■ To do ■
Pick out and copy every line below that has the word "PART".

■ Listing ■
· · ·
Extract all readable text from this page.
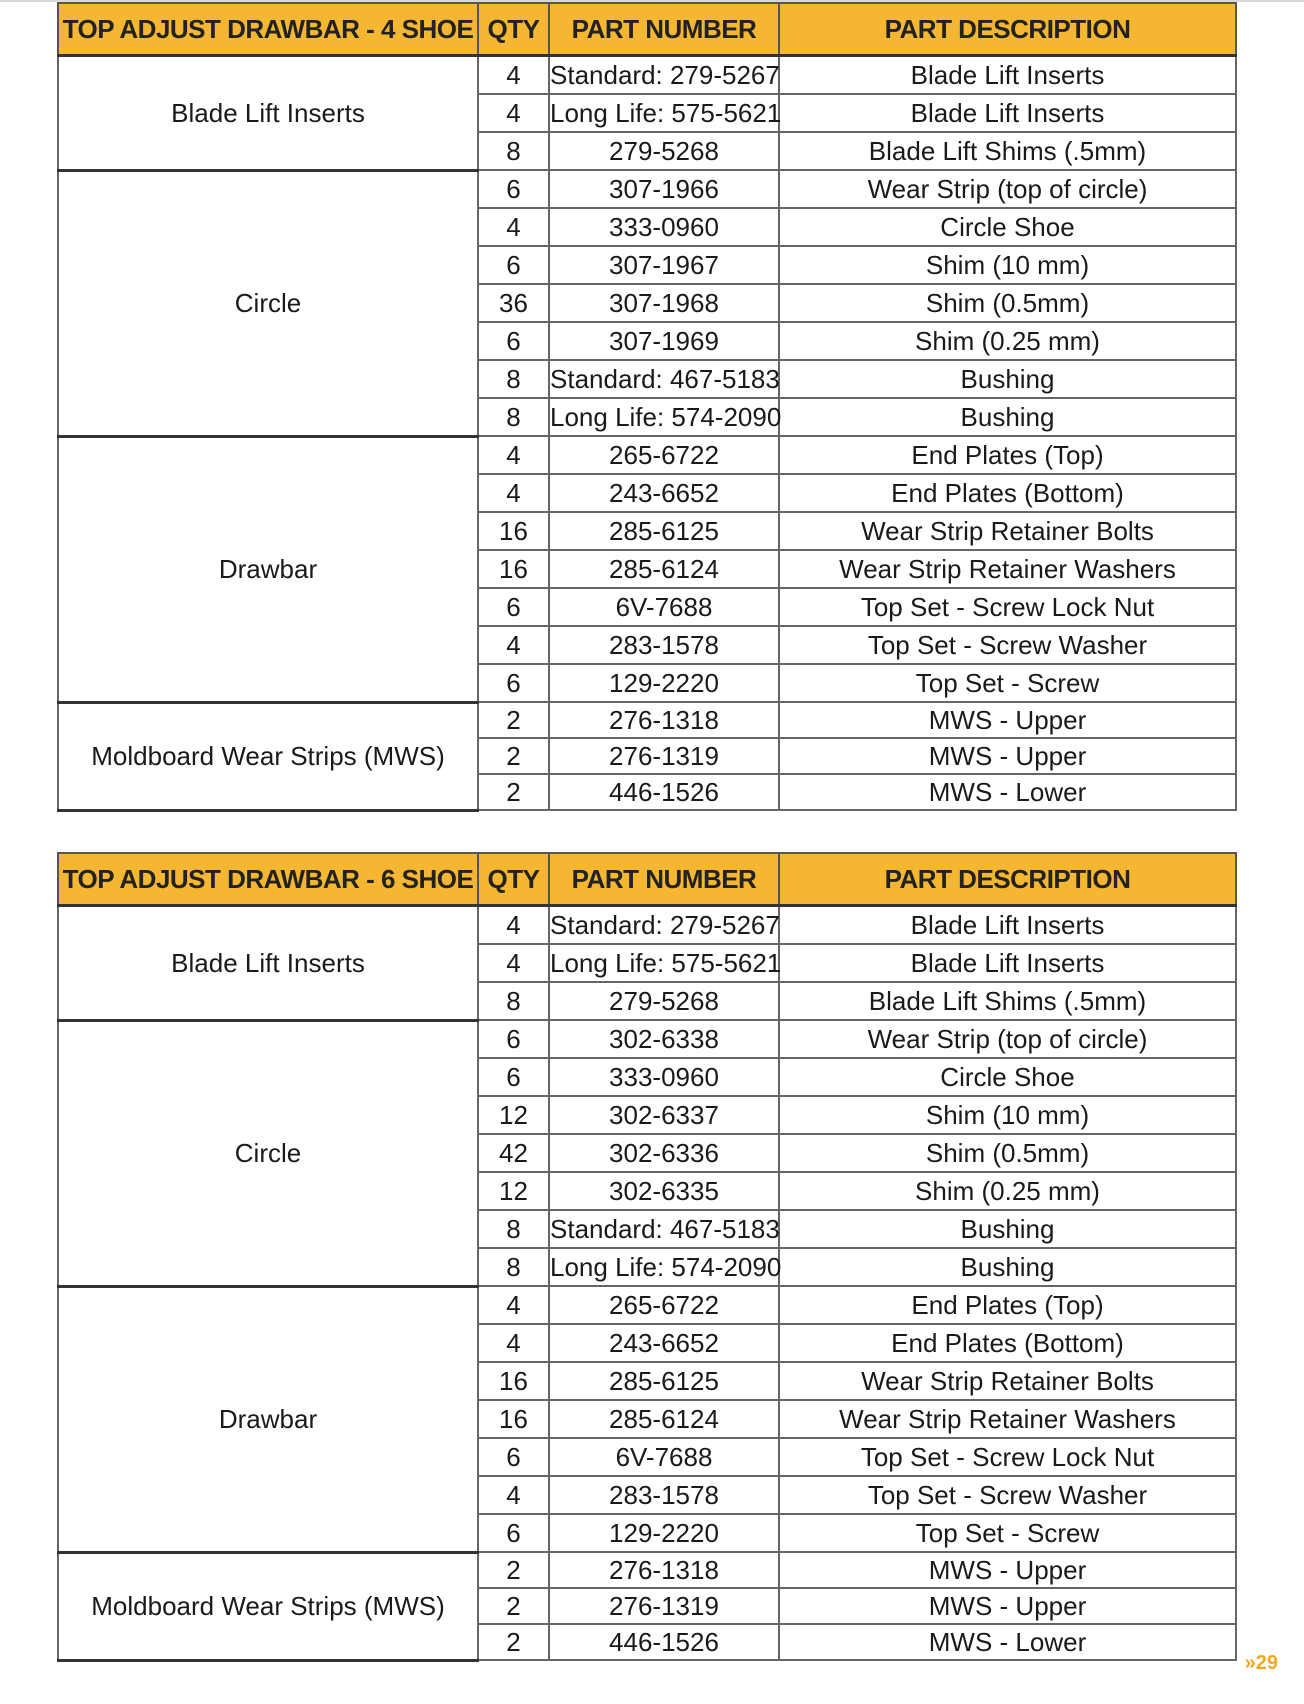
TOP ADJUST DRAWBAR - 4 SHOE	QTY	PART NUMBER	PART DESCRIPTION
Blade Lift Inserts	4	Standard: 279-5267	Blade Lift Inserts
	4	Long Life: 575-5621	Blade Lift Inserts
	8	279-5268	Blade Lift Shims (.5mm)
Circle	6	307-1966	Wear Strip (top of circle)
	4	333-0960	Circle Shoe
	6	307-1967	Shim (10 mm)
	36	307-1968	Shim (0.5mm)
	6	307-1969	Shim (0.25 mm)
	8	Standard: 467-5183	Bushing
	8	Long Life: 574-2090	Bushing
Drawbar	4	265-6722	End Plates (Top)
	4	243-6652	End Plates (Bottom)
	16	285-6125	Wear Strip Retainer Bolts
	16	285-6124	Wear Strip Retainer Washers
	6	6V-7688	Top Set - Screw Lock Nut
	4	283-1578	Top Set - Screw Washer
	6	129-2220	Top Set - Screw
Moldboard Wear Strips (MWS)	2	276-1318	MWS - Upper
	2	276-1319	MWS - Upper
	2	446-1526	MWS - Lower
TOP ADJUST DRAWBAR - 6 SHOE	QTY	PART NUMBER	PART DESCRIPTION
Blade Lift Inserts	4	Standard: 279-5267	Blade Lift Inserts
	4	Long Life: 575-5621	Blade Lift Inserts
	8	279-5268	Blade Lift Shims (.5mm)
Circle	6	302-6338	Wear Strip (top of circle)
	6	333-0960	Circle Shoe
	12	302-6337	Shim (10 mm)
	42	302-6336	Shim (0.5mm)
	12	302-6335	Shim (0.25 mm)
	8	Standard: 467-5183	Bushing
	8	Long Life: 574-2090	Bushing
Drawbar	4	265-6722	End Plates (Top)
	4	243-6652	End Plates (Bottom)
	16	285-6125	Wear Strip Retainer Bolts
	16	285-6124	Wear Strip Retainer Washers
	6	6V-7688	Top Set - Screw Lock Nut
	4	283-1578	Top Set - Screw Washer
	6	129-2220	Top Set - Screw
Moldboard Wear Strips (MWS)	2	276-1318	MWS - Upper
	2	276-1319	MWS - Upper
	2	446-1526	MWS - Lower
»29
· · ·
■ Exercise response ■
TOP ADJUST DRAWBAR - 4 SHOE	QTY	PART NUMBER	PART DESCRIPTION
TOP ADJUST DRAWBAR - 6 SHOE	QTY	PART NUMBER	PART DESCRIPTION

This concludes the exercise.